[START OF Information given]
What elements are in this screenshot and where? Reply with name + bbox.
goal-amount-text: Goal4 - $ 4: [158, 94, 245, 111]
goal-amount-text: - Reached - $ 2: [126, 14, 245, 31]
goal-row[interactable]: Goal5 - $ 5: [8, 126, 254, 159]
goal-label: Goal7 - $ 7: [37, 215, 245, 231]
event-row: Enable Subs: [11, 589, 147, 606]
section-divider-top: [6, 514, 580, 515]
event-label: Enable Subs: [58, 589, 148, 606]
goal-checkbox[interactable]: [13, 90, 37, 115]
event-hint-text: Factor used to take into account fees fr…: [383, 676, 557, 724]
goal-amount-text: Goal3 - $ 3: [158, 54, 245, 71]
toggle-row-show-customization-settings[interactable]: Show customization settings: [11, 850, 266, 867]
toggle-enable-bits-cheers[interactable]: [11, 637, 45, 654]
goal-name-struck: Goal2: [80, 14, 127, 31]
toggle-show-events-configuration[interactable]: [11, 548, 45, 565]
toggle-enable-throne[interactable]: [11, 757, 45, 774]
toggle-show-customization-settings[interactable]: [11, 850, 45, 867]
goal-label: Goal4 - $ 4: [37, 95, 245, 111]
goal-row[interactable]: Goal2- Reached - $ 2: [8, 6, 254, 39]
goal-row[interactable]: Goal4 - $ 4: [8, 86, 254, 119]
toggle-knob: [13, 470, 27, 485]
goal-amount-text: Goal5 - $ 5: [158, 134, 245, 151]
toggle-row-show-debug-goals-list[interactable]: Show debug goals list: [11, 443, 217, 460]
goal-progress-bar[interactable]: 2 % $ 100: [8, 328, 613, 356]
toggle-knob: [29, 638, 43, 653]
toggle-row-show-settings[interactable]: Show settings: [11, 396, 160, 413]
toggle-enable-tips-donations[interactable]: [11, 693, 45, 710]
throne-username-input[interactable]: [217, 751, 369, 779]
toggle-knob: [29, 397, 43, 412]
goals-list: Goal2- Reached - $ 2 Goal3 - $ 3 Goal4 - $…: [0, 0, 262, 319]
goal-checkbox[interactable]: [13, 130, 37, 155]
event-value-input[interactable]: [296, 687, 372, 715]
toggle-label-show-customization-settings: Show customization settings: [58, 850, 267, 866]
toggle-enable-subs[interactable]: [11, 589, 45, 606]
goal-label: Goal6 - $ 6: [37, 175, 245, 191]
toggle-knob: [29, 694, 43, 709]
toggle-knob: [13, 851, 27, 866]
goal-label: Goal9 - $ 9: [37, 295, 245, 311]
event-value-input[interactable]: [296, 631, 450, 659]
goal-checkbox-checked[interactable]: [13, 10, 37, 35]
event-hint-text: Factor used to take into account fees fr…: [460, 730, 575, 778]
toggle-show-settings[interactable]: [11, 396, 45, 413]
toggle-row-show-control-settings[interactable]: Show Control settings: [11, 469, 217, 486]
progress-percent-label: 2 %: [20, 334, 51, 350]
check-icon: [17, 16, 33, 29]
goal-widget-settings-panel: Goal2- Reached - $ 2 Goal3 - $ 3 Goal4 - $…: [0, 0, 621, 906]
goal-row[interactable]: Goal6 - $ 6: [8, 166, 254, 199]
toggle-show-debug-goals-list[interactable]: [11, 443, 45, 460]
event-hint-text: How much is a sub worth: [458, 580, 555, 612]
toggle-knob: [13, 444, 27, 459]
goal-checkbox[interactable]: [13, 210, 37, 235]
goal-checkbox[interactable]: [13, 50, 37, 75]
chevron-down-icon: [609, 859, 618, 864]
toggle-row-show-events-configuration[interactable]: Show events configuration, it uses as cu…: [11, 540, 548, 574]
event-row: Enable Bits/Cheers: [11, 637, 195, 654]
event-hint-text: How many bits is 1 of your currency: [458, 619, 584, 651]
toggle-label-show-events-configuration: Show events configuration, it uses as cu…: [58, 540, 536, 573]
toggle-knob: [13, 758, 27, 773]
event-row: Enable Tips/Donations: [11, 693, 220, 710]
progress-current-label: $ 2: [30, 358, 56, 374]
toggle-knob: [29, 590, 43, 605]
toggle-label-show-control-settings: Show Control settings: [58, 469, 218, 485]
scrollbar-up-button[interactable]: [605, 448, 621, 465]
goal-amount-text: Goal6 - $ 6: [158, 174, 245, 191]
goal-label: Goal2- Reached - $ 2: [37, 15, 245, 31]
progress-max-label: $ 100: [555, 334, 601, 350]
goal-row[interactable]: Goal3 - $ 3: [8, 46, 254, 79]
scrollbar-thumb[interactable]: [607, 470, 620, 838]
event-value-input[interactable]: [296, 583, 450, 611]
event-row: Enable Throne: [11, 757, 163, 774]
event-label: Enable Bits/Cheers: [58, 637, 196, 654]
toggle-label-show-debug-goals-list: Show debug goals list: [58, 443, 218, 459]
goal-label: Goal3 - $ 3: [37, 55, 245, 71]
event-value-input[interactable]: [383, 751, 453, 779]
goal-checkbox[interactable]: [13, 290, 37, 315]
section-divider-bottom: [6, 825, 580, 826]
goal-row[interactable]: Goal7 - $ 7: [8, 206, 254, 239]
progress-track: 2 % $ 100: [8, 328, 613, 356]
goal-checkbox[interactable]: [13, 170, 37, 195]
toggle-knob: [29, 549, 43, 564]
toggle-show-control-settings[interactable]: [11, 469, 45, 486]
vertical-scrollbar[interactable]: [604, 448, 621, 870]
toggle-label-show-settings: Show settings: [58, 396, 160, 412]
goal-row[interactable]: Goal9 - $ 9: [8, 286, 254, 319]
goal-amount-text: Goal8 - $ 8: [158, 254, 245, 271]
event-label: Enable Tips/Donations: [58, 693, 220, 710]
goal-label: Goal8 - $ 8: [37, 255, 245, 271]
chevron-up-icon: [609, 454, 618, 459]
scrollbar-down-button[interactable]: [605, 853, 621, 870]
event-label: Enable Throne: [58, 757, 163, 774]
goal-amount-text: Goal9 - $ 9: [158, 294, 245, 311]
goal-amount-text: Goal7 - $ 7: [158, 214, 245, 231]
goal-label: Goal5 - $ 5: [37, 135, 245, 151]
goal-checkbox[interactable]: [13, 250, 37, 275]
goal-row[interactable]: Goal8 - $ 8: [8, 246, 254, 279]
[END OF Information given]
Please rewrite the rows from the first one up to and including the line containing "goals-list: Goal2- Reached" as a JSON list of strings, one string per line, leaving out any blank lines.

[
  "What elements are in this screenshot and where? Reply with name + bbox.",
  "goal-amount-text: Goal4 - $ 4: [158, 94, 245, 111]",
  "goal-amount-text: - Reached - $ 2: [126, 14, 245, 31]",
  "goal-row[interactable]: Goal5 - $ 5: [8, 126, 254, 159]",
  "goal-label: Goal7 - $ 7: [37, 215, 245, 231]",
  "event-row: Enable Subs: [11, 589, 147, 606]",
  "section-divider-top: [6, 514, 580, 515]",
  "event-label: Enable Subs: [58, 589, 148, 606]",
  "goal-checkbox[interactable]: [13, 90, 37, 115]",
  "event-hint-text: Factor used to take into account fees fr…: [383, 676, 557, 724]",
  "goal-amount-text: Goal3 - $ 3: [158, 54, 245, 71]",
  "toggle-row-show-customization-settings[interactable]: Show customization settings: [11, 850, 266, 867]",
  "toggle-enable-bits-cheers[interactable]: [11, 637, 45, 654]",
  "goal-name-struck: Goal2: [80, 14, 127, 31]",
  "toggle-show-events-configuration[interactable]: [11, 548, 45, 565]",
  "toggle-enable-throne[interactable]: [11, 757, 45, 774]",
  "toggle-show-customization-settings[interactable]: [11, 850, 45, 867]",
  "goal-label: Goal4 - $ 4: [37, 95, 245, 111]",
  "goal-row[interactable]: Goal2- Reached - $ 2: [8, 6, 254, 39]",
  "goal-row[interactable]: Goal4 - $ 4: [8, 86, 254, 119]",
  "toggle-knob: [13, 470, 27, 485]",
  "goal-amount-text: Goal5 - $ 5: [158, 134, 245, 151]",
  "toggle-row-show-debug-goals-list[interactable]: Show debug goals list: [11, 443, 217, 460]",
  "goal-progress-bar[interactable]: 2 % $ 100: [8, 328, 613, 356]",
  "toggle-knob: [29, 638, 43, 653]",
  "toggle-row-show-settings[interactable]: Show settings: [11, 396, 160, 413]",
  "toggle-enable-tips-donations[interactable]: [11, 693, 45, 710]",
  "throne-username-input[interactable]: [217, 751, 369, 779]",
  "toggle-knob: [29, 397, 43, 412]",
  "goals-list: Goal2- Reached - $ 2 Goal3 - $ 3 Goal4 - $…: [0, 0, 262, 319]"
]